### [Set task]
From the entries below, extract every line that includes the word "title".

### [Listed entries]
_ _ _ _ _ _ _

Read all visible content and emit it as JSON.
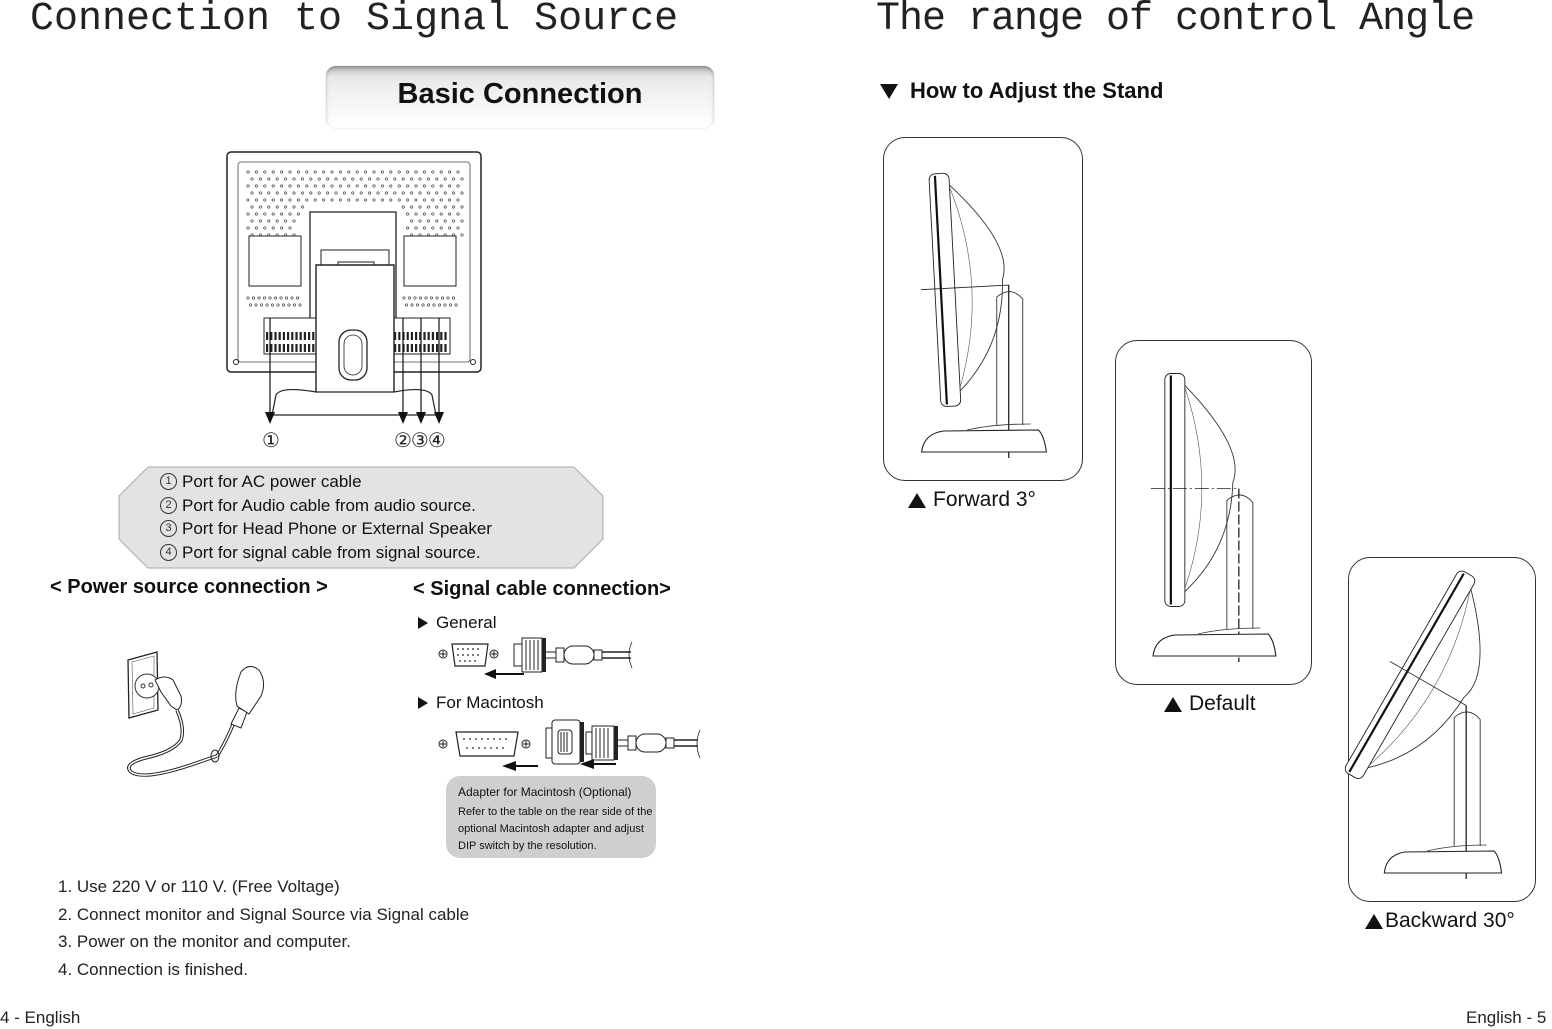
{
  "left_page": {
    "title": "Connection to Signal Source",
    "basic_connection_label": "Basic Connection",
    "port_callouts": [
      "①",
      "②③④"
    ],
    "port_legend": [
      {
        "num": "1",
        "text": "Port for AC power cable"
      },
      {
        "num": "2",
        "text": "Port for Audio cable  from audio source."
      },
      {
        "num": "3",
        "text": "Port for Head Phone or External Speaker"
      },
      {
        "num": "4",
        "text": "Port for signal cable from signal source."
      }
    ],
    "power_heading": "< Power source connection >",
    "signal_heading": "< Signal cable connection>",
    "signal_options": [
      {
        "label": "General",
        "icon": "triangle-right-icon"
      },
      {
        "label": "For Macintosh",
        "icon": "triangle-right-icon"
      }
    ],
    "adapter_note": {
      "title": "Adapter for Macintosh (Optional)",
      "body": "Refer to the table on the rear side of the optional Macintosh adapter and adjust DIP switch by the resolution."
    },
    "steps": [
      "1. Use 220 V or 110 V. (Free Voltage)",
      "2. Connect monitor and Signal Source via Signal cable",
      "3. Power on the monitor and computer.",
      "4. Connection is finished."
    ],
    "footer": "4 - English"
  },
  "right_page": {
    "title": "The range of control  Angle",
    "subheading": "How to Adjust the Stand",
    "positions": [
      {
        "label": "Forward 3°",
        "tilt_degrees": -3
      },
      {
        "label": "Default",
        "tilt_degrees": 0
      },
      {
        "label": "Backward  30°",
        "tilt_degrees": 30
      }
    ],
    "footer": "English - 5"
  }
}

_ _ _ _ _ _ _

### [Final result]
    "title": "Connection to Signal Source",
      "title": "Adapter for Macintosh (Optional)",
    "title": "The range of control  Angle",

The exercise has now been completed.